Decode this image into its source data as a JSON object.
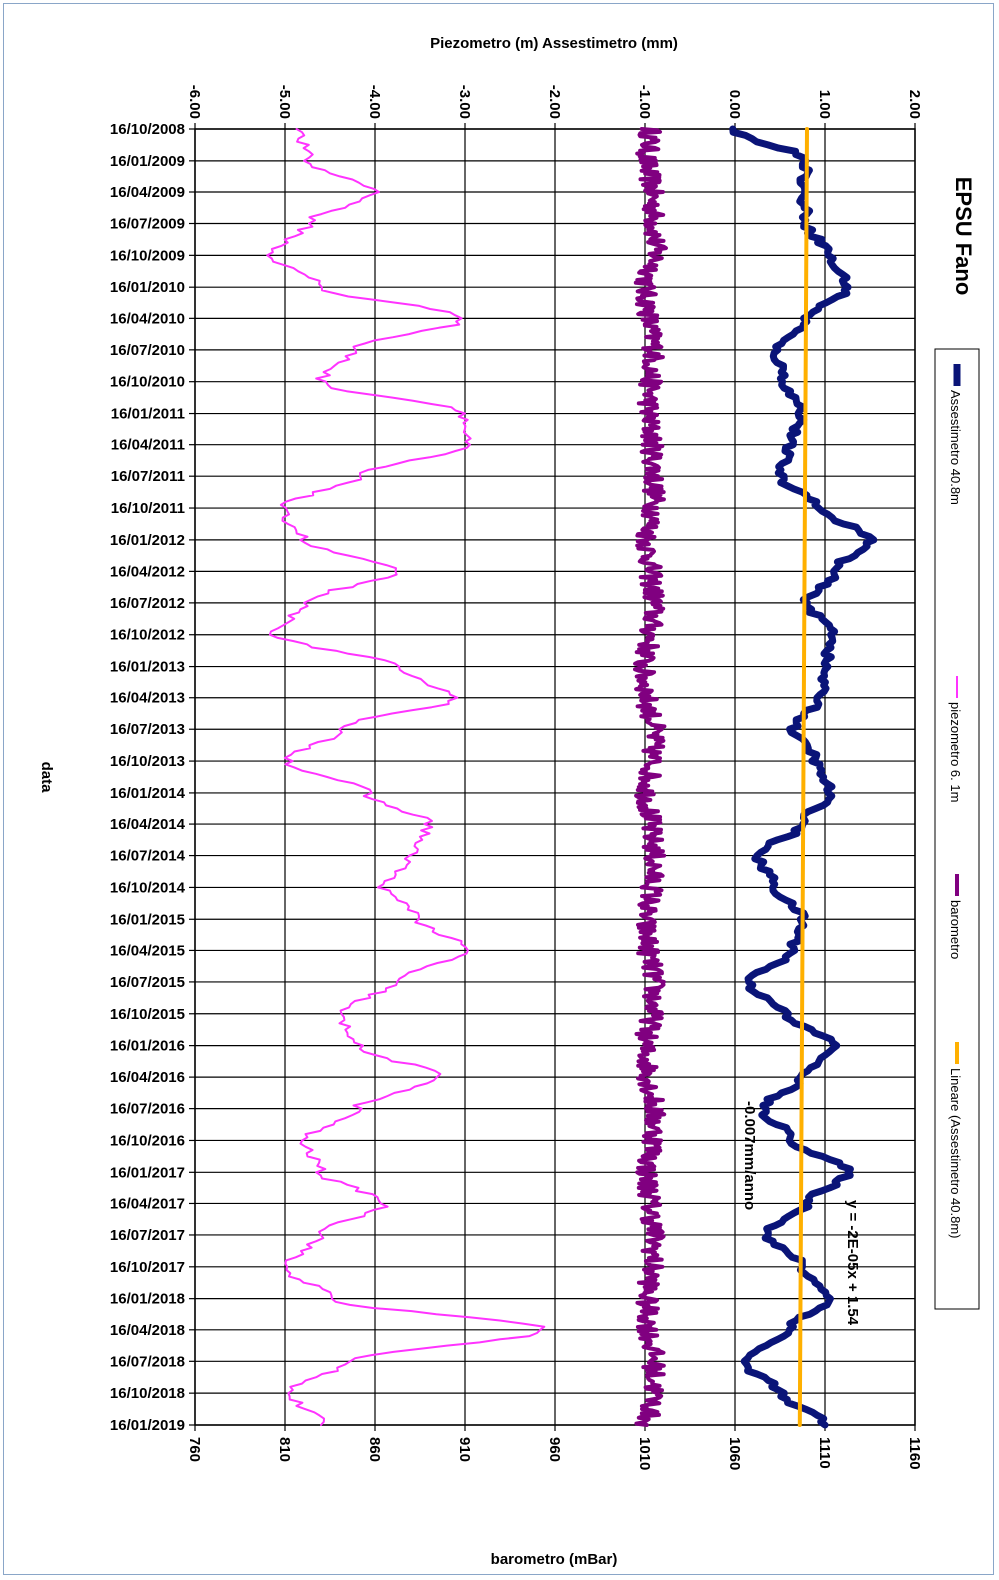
{
  "chart_data": {
    "type": "line",
    "title": "EPSU Fano",
    "orientation": "rotated-90-clockwise",
    "xlabel": "data",
    "ylabel_top": "Piezometro (m) Assestimetro (mm)",
    "ylabel_bottom": "barometro (mBar)",
    "date_ticks": [
      "16/10/2008",
      "16/01/2009",
      "16/04/2009",
      "16/07/2009",
      "16/10/2009",
      "16/01/2010",
      "16/04/2010",
      "16/07/2010",
      "16/10/2010",
      "16/01/2011",
      "16/04/2011",
      "16/07/2011",
      "16/10/2011",
      "16/01/2012",
      "16/04/2012",
      "16/07/2012",
      "16/10/2012",
      "16/01/2013",
      "16/04/2013",
      "16/07/2013",
      "16/10/2013",
      "16/01/2014",
      "16/04/2014",
      "16/07/2014",
      "16/10/2014",
      "16/01/2015",
      "16/04/2015",
      "16/07/2015",
      "16/10/2015",
      "16/01/2016",
      "16/04/2016",
      "16/07/2016",
      "16/10/2016",
      "16/01/2017",
      "16/04/2017",
      "16/07/2017",
      "16/10/2017",
      "16/01/2018",
      "16/04/2018",
      "16/07/2018",
      "16/10/2018",
      "16/01/2019"
    ],
    "top_axis": {
      "ticks": [
        "-6.00",
        "-5.00",
        "-4.00",
        "-3.00",
        "-2.00",
        "-1.00",
        "0.00",
        "1.00",
        "2.00"
      ],
      "range": [
        -6,
        2
      ]
    },
    "bottom_axis": {
      "ticks": [
        "760",
        "810",
        "860",
        "910",
        "960",
        "1010",
        "1060",
        "1110",
        "1160"
      ],
      "range": [
        760,
        1160
      ]
    },
    "grid": true,
    "legend_position": "right",
    "series": [
      {
        "name": "Assestimetro 40.8m",
        "axis": "top",
        "color": "#0a1478",
        "width": 7,
        "points": [
          [
            "16/10/2008",
            0.0
          ],
          [
            "16/01/2009",
            0.8
          ],
          [
            "16/04/2009",
            0.75
          ],
          [
            "16/07/2009",
            0.8
          ],
          [
            "16/10/2009",
            1.05
          ],
          [
            "16/01/2010",
            1.25
          ],
          [
            "16/04/2010",
            0.8
          ],
          [
            "16/07/2010",
            0.45
          ],
          [
            "16/10/2010",
            0.55
          ],
          [
            "16/01/2011",
            0.75
          ],
          [
            "16/04/2011",
            0.6
          ],
          [
            "16/07/2011",
            0.5
          ],
          [
            "16/10/2011",
            0.95
          ],
          [
            "16/01/2012",
            1.5
          ],
          [
            "16/04/2012",
            1.1
          ],
          [
            "16/07/2012",
            0.8
          ],
          [
            "16/10/2012",
            1.1
          ],
          [
            "16/01/2013",
            1.0
          ],
          [
            "16/04/2013",
            0.95
          ],
          [
            "16/07/2013",
            0.65
          ],
          [
            "16/10/2013",
            0.9
          ],
          [
            "16/01/2014",
            1.05
          ],
          [
            "16/04/2014",
            0.75
          ],
          [
            "16/07/2014",
            0.25
          ],
          [
            "16/10/2014",
            0.45
          ],
          [
            "16/01/2015",
            0.75
          ],
          [
            "16/04/2015",
            0.65
          ],
          [
            "16/07/2015",
            0.15
          ],
          [
            "16/10/2015",
            0.55
          ],
          [
            "16/01/2016",
            1.1
          ],
          [
            "16/04/2016",
            0.75
          ],
          [
            "16/07/2016",
            0.3
          ],
          [
            "16/10/2016",
            0.65
          ],
          [
            "16/01/2017",
            1.25
          ],
          [
            "16/04/2017",
            0.8
          ],
          [
            "16/07/2017",
            0.35
          ],
          [
            "16/10/2017",
            0.75
          ],
          [
            "16/01/2018",
            1.05
          ],
          [
            "16/04/2018",
            0.6
          ],
          [
            "16/07/2018",
            0.1
          ],
          [
            "16/10/2018",
            0.5
          ],
          [
            "16/01/2019",
            1.0
          ]
        ]
      },
      {
        "name": "piezometro 6. 1m",
        "axis": "top",
        "color": "#ff33ff",
        "width": 2,
        "points": [
          [
            "16/10/2008",
            -4.85
          ],
          [
            "16/01/2009",
            -4.75
          ],
          [
            "16/04/2009",
            -4.0
          ],
          [
            "16/07/2009",
            -4.75
          ],
          [
            "16/10/2009",
            -5.15
          ],
          [
            "16/01/2010",
            -4.6
          ],
          [
            "16/04/2010",
            -3.0
          ],
          [
            "16/07/2010",
            -4.25
          ],
          [
            "16/10/2010",
            -4.6
          ],
          [
            "16/01/2011",
            -3.0
          ],
          [
            "16/04/2011",
            -3.0
          ],
          [
            "16/07/2011",
            -4.2
          ],
          [
            "16/10/2011",
            -5.05
          ],
          [
            "16/01/2012",
            -4.8
          ],
          [
            "16/04/2012",
            -3.8
          ],
          [
            "16/07/2012",
            -4.8
          ],
          [
            "16/10/2012",
            -5.1
          ],
          [
            "16/01/2013",
            -3.8
          ],
          [
            "16/04/2013",
            -3.1
          ],
          [
            "16/07/2013",
            -4.4
          ],
          [
            "16/10/2013",
            -4.95
          ],
          [
            "16/01/2014",
            -4.1
          ],
          [
            "16/04/2014",
            -3.4
          ],
          [
            "16/07/2014",
            -3.6
          ],
          [
            "16/10/2014",
            -3.9
          ],
          [
            "16/01/2015",
            -3.5
          ],
          [
            "16/04/2015",
            -3.0
          ],
          [
            "16/07/2015",
            -3.8
          ],
          [
            "16/10/2015",
            -4.4
          ],
          [
            "16/01/2016",
            -4.2
          ],
          [
            "16/04/2016",
            -3.3
          ],
          [
            "16/07/2016",
            -4.2
          ],
          [
            "16/10/2016",
            -4.8
          ],
          [
            "16/01/2017",
            -4.6
          ],
          [
            "16/04/2017",
            -3.9
          ],
          [
            "16/07/2017",
            -4.6
          ],
          [
            "16/10/2017",
            -5.0
          ],
          [
            "16/01/2018",
            -4.5
          ],
          [
            "16/04/2018",
            -2.1
          ],
          [
            "16/07/2018",
            -4.3
          ],
          [
            "16/10/2018",
            -4.95
          ],
          [
            "16/01/2019",
            -4.6
          ]
        ]
      },
      {
        "name": "barometro",
        "axis": "bottom",
        "color": "#800080",
        "width": 4,
        "points": [
          [
            "16/10/2008",
            1013
          ],
          [
            "16/01/2009",
            1011
          ],
          [
            "16/04/2009",
            1014
          ],
          [
            "16/07/2009",
            1015
          ],
          [
            "16/10/2009",
            1016
          ],
          [
            "16/01/2010",
            1010
          ],
          [
            "16/04/2010",
            1012
          ],
          [
            "16/07/2010",
            1015
          ],
          [
            "16/10/2010",
            1013
          ],
          [
            "16/01/2011",
            1012
          ],
          [
            "16/04/2011",
            1014
          ],
          [
            "16/07/2011",
            1015
          ],
          [
            "16/10/2011",
            1015
          ],
          [
            "16/01/2012",
            1011
          ],
          [
            "16/04/2012",
            1013
          ],
          [
            "16/07/2012",
            1015
          ],
          [
            "16/10/2012",
            1013
          ],
          [
            "16/01/2013",
            1009
          ],
          [
            "16/04/2013",
            1011
          ],
          [
            "16/07/2013",
            1015
          ],
          [
            "16/10/2013",
            1014
          ],
          [
            "16/01/2014",
            1011
          ],
          [
            "16/04/2014",
            1013
          ],
          [
            "16/07/2014",
            1015
          ],
          [
            "16/10/2014",
            1014
          ],
          [
            "16/01/2015",
            1010
          ],
          [
            "16/04/2015",
            1012
          ],
          [
            "16/07/2015",
            1015
          ],
          [
            "16/10/2015",
            1014
          ],
          [
            "16/01/2016",
            1010
          ],
          [
            "16/04/2016",
            1012
          ],
          [
            "16/07/2016",
            1015
          ],
          [
            "16/10/2016",
            1015
          ],
          [
            "16/01/2017",
            1011
          ],
          [
            "16/04/2017",
            1013
          ],
          [
            "16/07/2017",
            1015
          ],
          [
            "16/10/2017",
            1014
          ],
          [
            "16/01/2018",
            1011
          ],
          [
            "16/04/2018",
            1012
          ],
          [
            "16/07/2018",
            1015
          ],
          [
            "16/10/2018",
            1015
          ],
          [
            "16/01/2019",
            1011
          ]
        ]
      },
      {
        "name": "Lineare (Assestimetro 40.8m)",
        "axis": "top",
        "color": "#ffb000",
        "width": 4,
        "points": [
          [
            "16/10/2008",
            0.8
          ],
          [
            "16/01/2019",
            0.72
          ]
        ]
      }
    ],
    "annotations": {
      "rate": "-0.007mm/anno",
      "equation": "y = -2E-05x + 1.54"
    }
  }
}
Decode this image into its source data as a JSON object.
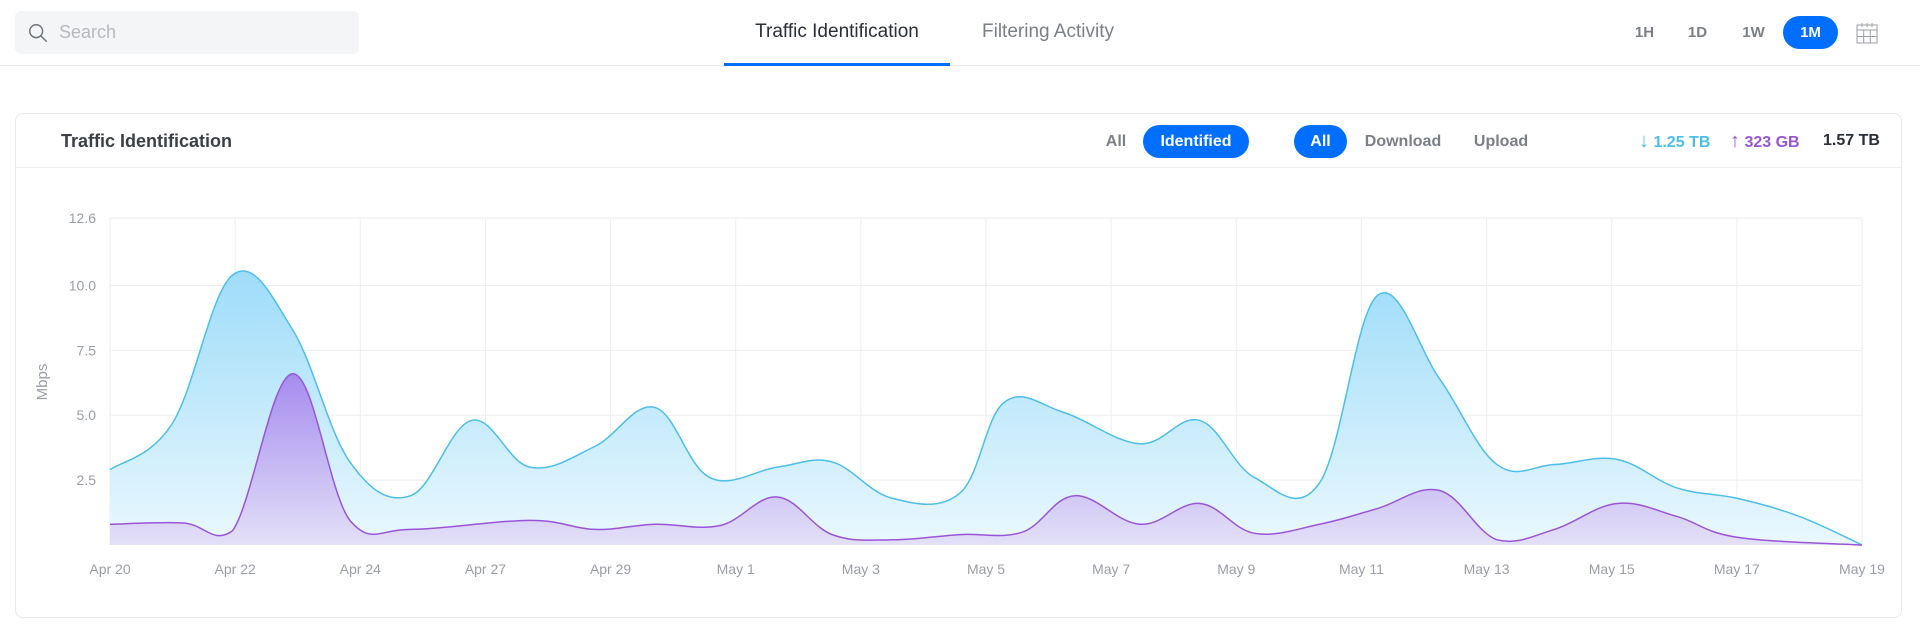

---

Exercise prompt: Using the entries above, return each line in which the word "name" occurs.

Response to this task:
        "name": "Assestimetro 40.8m",
        "name": "piezometro 6. 1m",
        "name": "barometro",
        "name": "Lineare (Assestimetro 40.8m)",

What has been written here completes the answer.